### Exercise
Search the material and gather each line with "icon" in it.

+---+

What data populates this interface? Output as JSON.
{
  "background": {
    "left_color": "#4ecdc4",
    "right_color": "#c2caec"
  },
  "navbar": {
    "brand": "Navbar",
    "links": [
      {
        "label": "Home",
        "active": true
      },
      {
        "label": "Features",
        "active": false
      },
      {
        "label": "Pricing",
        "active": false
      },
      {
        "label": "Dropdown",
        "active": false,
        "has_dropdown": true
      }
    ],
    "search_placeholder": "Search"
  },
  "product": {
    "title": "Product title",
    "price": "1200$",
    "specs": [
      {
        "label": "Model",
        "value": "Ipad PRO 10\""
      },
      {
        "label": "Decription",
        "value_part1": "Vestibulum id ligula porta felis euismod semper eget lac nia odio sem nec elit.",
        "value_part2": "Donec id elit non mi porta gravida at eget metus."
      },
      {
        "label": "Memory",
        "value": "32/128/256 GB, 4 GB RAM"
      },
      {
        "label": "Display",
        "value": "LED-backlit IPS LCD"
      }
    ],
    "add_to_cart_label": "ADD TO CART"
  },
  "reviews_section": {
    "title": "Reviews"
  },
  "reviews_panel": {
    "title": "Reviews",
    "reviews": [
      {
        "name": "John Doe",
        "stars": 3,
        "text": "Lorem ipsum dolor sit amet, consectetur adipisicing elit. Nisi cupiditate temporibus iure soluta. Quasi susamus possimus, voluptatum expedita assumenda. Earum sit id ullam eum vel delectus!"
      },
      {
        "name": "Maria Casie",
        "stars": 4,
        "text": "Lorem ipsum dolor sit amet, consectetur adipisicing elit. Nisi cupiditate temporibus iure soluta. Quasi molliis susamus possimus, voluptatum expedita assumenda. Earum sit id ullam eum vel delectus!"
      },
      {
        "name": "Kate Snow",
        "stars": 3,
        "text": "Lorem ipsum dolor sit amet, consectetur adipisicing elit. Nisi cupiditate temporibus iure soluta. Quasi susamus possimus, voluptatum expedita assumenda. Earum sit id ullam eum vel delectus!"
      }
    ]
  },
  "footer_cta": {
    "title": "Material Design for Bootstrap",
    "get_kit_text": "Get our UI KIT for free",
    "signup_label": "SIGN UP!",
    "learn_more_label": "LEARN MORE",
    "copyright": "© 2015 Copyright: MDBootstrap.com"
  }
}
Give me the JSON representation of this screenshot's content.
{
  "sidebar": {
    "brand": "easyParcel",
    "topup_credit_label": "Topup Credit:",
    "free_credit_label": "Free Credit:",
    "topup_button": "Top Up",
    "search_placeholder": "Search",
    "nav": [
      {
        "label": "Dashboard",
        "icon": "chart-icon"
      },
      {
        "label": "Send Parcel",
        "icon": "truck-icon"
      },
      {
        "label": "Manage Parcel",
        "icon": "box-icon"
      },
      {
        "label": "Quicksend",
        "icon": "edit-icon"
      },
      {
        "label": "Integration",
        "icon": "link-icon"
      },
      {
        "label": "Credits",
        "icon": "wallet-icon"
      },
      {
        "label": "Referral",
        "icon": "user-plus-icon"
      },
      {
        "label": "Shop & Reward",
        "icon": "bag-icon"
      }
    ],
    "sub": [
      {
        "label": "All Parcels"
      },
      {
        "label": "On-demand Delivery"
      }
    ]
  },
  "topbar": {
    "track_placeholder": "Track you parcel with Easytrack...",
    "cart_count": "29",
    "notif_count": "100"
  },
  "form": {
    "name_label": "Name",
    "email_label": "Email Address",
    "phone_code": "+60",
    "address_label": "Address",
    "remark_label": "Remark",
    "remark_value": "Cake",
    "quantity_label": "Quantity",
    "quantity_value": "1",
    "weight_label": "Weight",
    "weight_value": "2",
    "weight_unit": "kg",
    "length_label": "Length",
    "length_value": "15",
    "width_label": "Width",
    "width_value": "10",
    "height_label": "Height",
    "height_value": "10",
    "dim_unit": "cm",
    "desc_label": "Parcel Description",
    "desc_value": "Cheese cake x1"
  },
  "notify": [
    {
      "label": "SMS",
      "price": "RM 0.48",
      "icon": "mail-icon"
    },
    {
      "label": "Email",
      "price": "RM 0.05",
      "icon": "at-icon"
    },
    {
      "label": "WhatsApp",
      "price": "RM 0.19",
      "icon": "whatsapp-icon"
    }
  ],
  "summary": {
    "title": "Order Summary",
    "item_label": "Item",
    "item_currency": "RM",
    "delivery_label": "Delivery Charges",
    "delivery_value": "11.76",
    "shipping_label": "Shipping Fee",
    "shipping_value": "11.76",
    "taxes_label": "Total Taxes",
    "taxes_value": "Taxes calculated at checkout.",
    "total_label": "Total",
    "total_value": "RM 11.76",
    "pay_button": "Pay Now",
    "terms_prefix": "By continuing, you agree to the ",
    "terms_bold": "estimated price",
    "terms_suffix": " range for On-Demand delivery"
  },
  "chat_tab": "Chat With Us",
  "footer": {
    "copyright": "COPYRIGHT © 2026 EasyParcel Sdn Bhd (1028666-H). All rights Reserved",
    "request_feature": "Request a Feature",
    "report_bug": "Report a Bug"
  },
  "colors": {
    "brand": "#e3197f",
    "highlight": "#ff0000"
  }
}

+---+

### Output for this task
        "icon": "chart-icon"
        "icon": "truck-icon"
        "icon": "box-icon"
        "icon": "edit-icon"
        "icon": "link-icon"
        "icon": "wallet-icon"
        "icon": "user-plus-icon"
        "icon": "bag-icon"
      "icon": "mail-icon"
      "icon": "at-icon"
      "icon": "whatsapp-icon"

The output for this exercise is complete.